• [WHAT THE TASK REQUIRES]
The data below should be printed in full, exactly, and without any of its images.

===== DATA FOR THE TASK =====

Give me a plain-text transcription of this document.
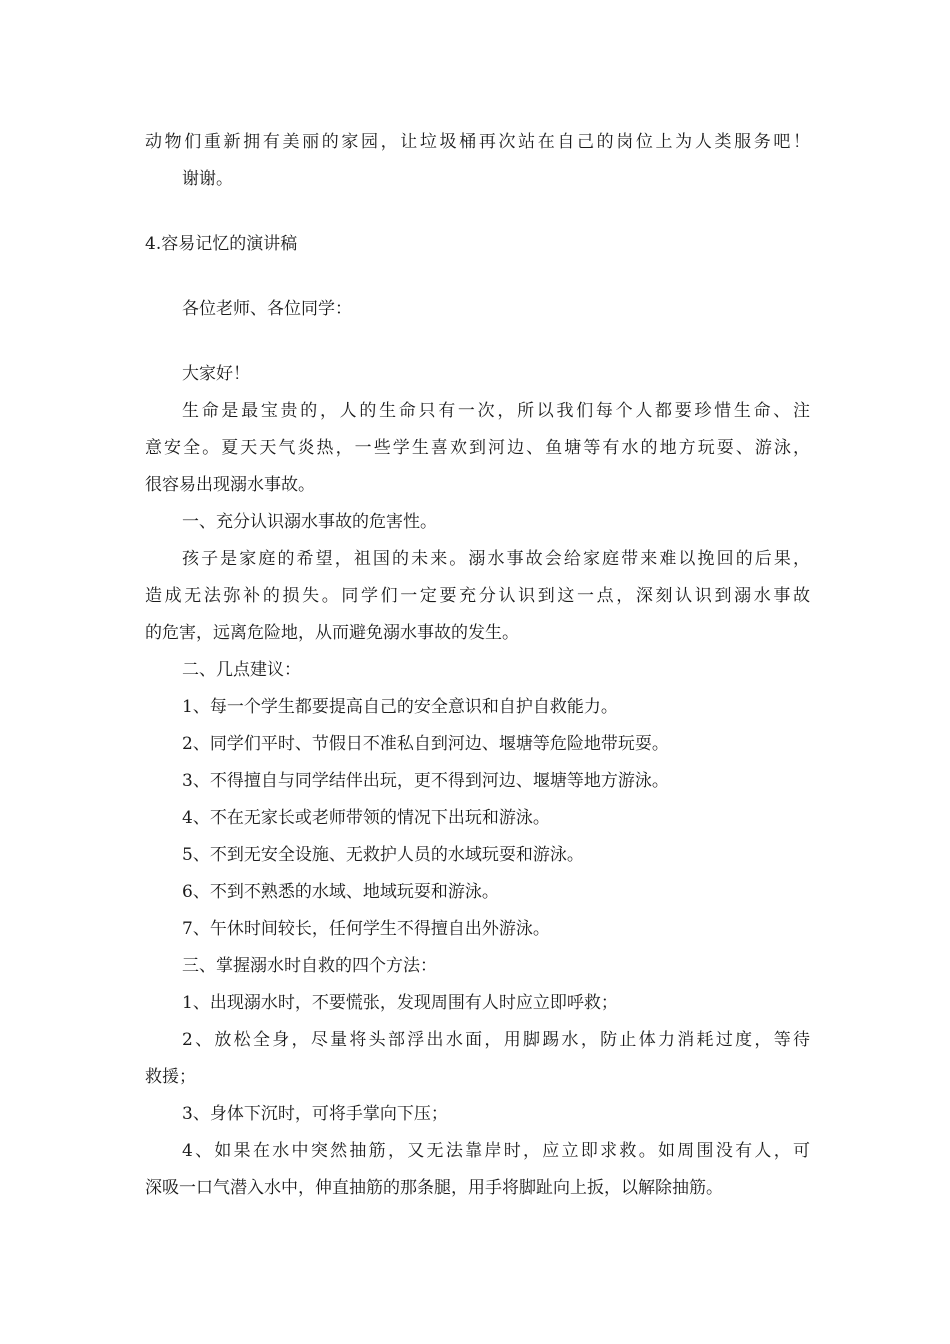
动物们重新拥有美丽的家园，让垃圾桶再次站在自己的岗位上为人类服务吧！
谢谢。
4.容易记忆的演讲稿
各位老师、各位同学：
大家好！
生命是最宝贵的，人的生命只有一次，所以我们每个人都要珍惜生命、注
意安全。夏天天气炎热，一些学生喜欢到河边、鱼塘等有水的地方玩耍、游泳，
很容易出现溺水事故。
一、充分认识溺水事故的危害性。
孩子是家庭的希望，祖国的未来。溺水事故会给家庭带来难以挽回的后果，
造成无法弥补的损失。同学们一定要充分认识到这一点，深刻认识到溺水事故
的危害，远离危险地，从而避免溺水事故的发生。
二、几点建议：
1、每一个学生都要提高自己的安全意识和自护自救能力。
2、同学们平时、节假日不准私自到河边、堰塘等危险地带玩耍。
3、不得擅自与同学结伴出玩，更不得到河边、堰塘等地方游泳。
4、不在无家长或老师带领的情况下出玩和游泳。
5、不到无安全设施、无救护人员的水域玩耍和游泳。
6、不到不熟悉的水域、地域玩耍和游泳。
7、午休时间较长，任何学生不得擅自出外游泳。
三、掌握溺水时自救的四个方法：
1、出现溺水时，不要慌张，发现周围有人时应立即呼救；
2、放松全身，尽量将头部浮出水面，用脚踢水，防止体力消耗过度，等待
救援；
3、身体下沉时，可将手掌向下压；
4、如果在水中突然抽筋，又无法靠岸时，应立即求救。如周围没有人，可
深吸一口气潜入水中，伸直抽筋的那条腿，用手将脚趾向上扳，以解除抽筋。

=====

• [OUTPUT]
Give me a plain-text transcription of this document.
动物们重新拥有美丽的家园，让垃圾桶再次站在自己的岗位上为人类服务吧！
谢谢。
4.容易记忆的演讲稿
各位老师、各位同学：
大家好！
生命是最宝贵的，人的生命只有一次，所以我们每个人都要珍惜生命、注
意安全。夏天天气炎热，一些学生喜欢到河边、鱼塘等有水的地方玩耍、游泳，
很容易出现溺水事故。
一、充分认识溺水事故的危害性。
孩子是家庭的希望，祖国的未来。溺水事故会给家庭带来难以挽回的后果，
造成无法弥补的损失。同学们一定要充分认识到这一点，深刻认识到溺水事故
的危害，远离危险地，从而避免溺水事故的发生。
二、几点建议：
1、每一个学生都要提高自己的安全意识和自护自救能力。
2、同学们平时、节假日不准私自到河边、堰塘等危险地带玩耍。
3、不得擅自与同学结伴出玩，更不得到河边、堰塘等地方游泳。
4、不在无家长或老师带领的情况下出玩和游泳。
5、不到无安全设施、无救护人员的水域玩耍和游泳。
6、不到不熟悉的水域、地域玩耍和游泳。
7、午休时间较长，任何学生不得擅自出外游泳。
三、掌握溺水时自救的四个方法：
1、出现溺水时，不要慌张，发现周围有人时应立即呼救；
2、放松全身，尽量将头部浮出水面，用脚踢水，防止体力消耗过度，等待
救援；
3、身体下沉时，可将手掌向下压；
4、如果在水中突然抽筋，又无法靠岸时，应立即求救。如周围没有人，可
深吸一口气潜入水中，伸直抽筋的那条腿，用手将脚趾向上扳，以解除抽筋。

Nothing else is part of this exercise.